[Stored data]
════

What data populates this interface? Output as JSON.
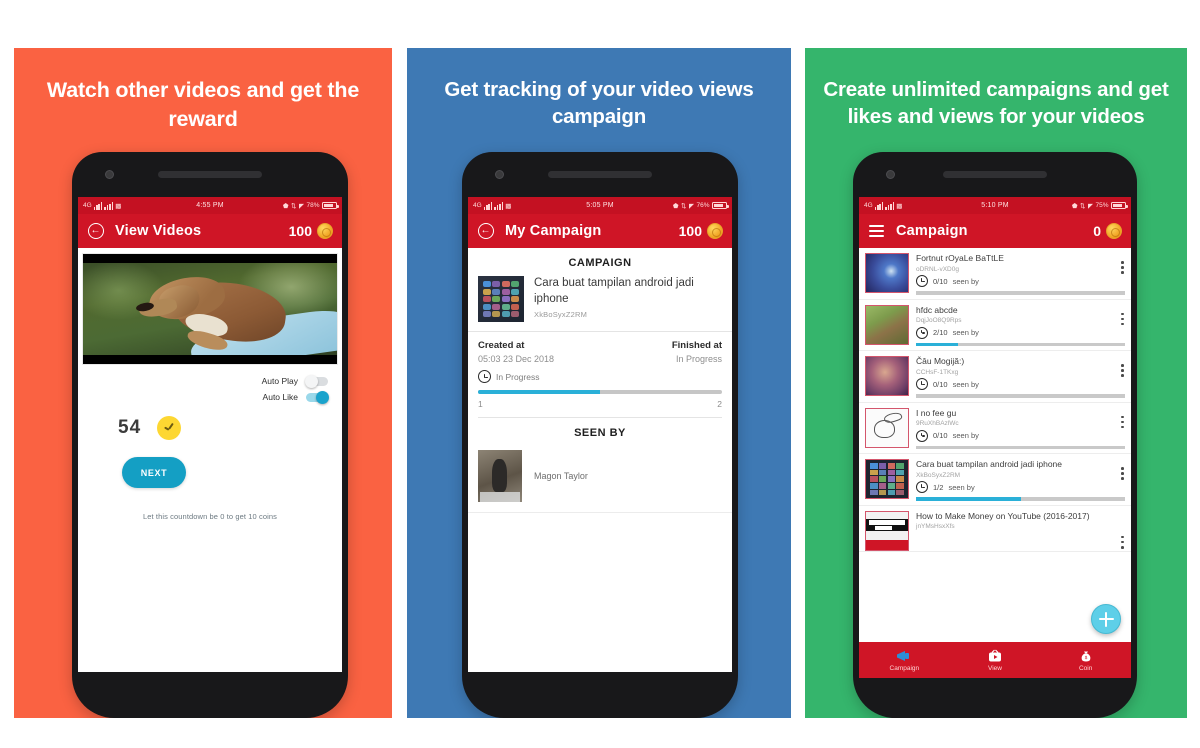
{
  "panels": [
    {
      "id": "watch-videos",
      "background_color": "#fa6242",
      "heading": "Watch other videos and get the reward",
      "phone": {
        "statusbar": {
          "network": "4G",
          "time": "4:55 PM",
          "battery": "78%"
        },
        "appbar": {
          "nav_icon": "back-arrow-icon",
          "title": "View Videos",
          "coins": "100",
          "coin_icon": "coin-icon"
        },
        "video": {
          "description": "puppy video thumbnail"
        },
        "toggles": [
          {
            "label": "Auto Play",
            "state": "off"
          },
          {
            "label": "Auto Like",
            "state": "on"
          }
        ],
        "countdown": {
          "value": "54",
          "icon": "yellow-clock-icon"
        },
        "next_button": "NEXT",
        "hint": "Let this countdown be 0 to get 10 coins"
      }
    },
    {
      "id": "my-campaign",
      "background_color": "#3e79b4",
      "heading": "Get tracking of your video views campaign",
      "phone": {
        "statusbar": {
          "network": "4G",
          "time": "5:05 PM",
          "battery": "76%"
        },
        "appbar": {
          "nav_icon": "back-arrow-icon",
          "title": "My Campaign",
          "coins": "100",
          "coin_icon": "coin-icon"
        },
        "section_title": "CAMPAIGN",
        "campaign": {
          "title": "Cara buat tampilan android jadi iphone",
          "video_id": "XkBoSyxZ2RM",
          "created_at_label": "Created at",
          "created_at_value": "05:03 23 Dec 2018",
          "finished_at_label": "Finished at",
          "finished_at_value": "In Progress",
          "status": "In Progress",
          "progress_percent": 50,
          "progress_start": "1",
          "progress_end": "2"
        },
        "seen_by_title": "SEEN BY",
        "seen_by": [
          {
            "name": "Magon Taylor"
          }
        ]
      }
    },
    {
      "id": "campaign-list",
      "background_color": "#35b56c",
      "heading": "Create unlimited campaigns and get likes and views for your videos",
      "phone": {
        "statusbar": {
          "network": "4G",
          "time": "5:10 PM",
          "battery": "75%"
        },
        "appbar": {
          "nav_icon": "hamburger-menu-icon",
          "title": "Campaign",
          "coins": "0",
          "coin_icon": "coin-icon"
        },
        "items": [
          {
            "title": "Fortnut rOyaLe BaTtLE",
            "id": "oDRNL-vXD0g",
            "count": "0/10",
            "seen_by": "seen by",
            "progress_percent": 0,
            "thumb": "game-blue"
          },
          {
            "title": "hfdc abcde",
            "id": "DqjJoO8Q9Rps",
            "count": "2/10",
            "seen_by": "seen by",
            "progress_percent": 20,
            "thumb": "dog-green"
          },
          {
            "title": "Čâu Mogijă:)",
            "id": "CCHsF-1TKxg",
            "count": "0/10",
            "seen_by": "seen by",
            "progress_percent": 0,
            "thumb": "portrait-purple"
          },
          {
            "title": "I no fee gu",
            "id": "9RuXhBAzlWc",
            "count": "0/10",
            "seen_by": "seen by",
            "progress_percent": 0,
            "thumb": "sketch-white"
          },
          {
            "title": "Cara buat tampilan android jadi iphone",
            "id": "XkBoSyxZ2RM",
            "count": "1/2",
            "seen_by": "seen by",
            "progress_percent": 50,
            "thumb": "phone-grid"
          },
          {
            "title": "How to Make Money on YouTube (2016-2017)",
            "id": "jnYMsHsxXfs",
            "count": "",
            "seen_by": "",
            "progress_percent": 0,
            "thumb": "make-money"
          }
        ],
        "fab": {
          "icon": "plus-icon"
        },
        "bottom_nav": [
          {
            "label": "Campaign",
            "icon": "megaphone-icon"
          },
          {
            "label": "View",
            "icon": "tv-icon"
          },
          {
            "label": "Coin",
            "icon": "money-bag-icon"
          }
        ]
      }
    }
  ]
}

════

What this task involves: Check each line of the records for the word "views", and show the lines that contain it.

Response:
      "heading": "Get tracking of your video views campaign",
      "heading": "Create unlimited campaigns and get likes and views for your videos",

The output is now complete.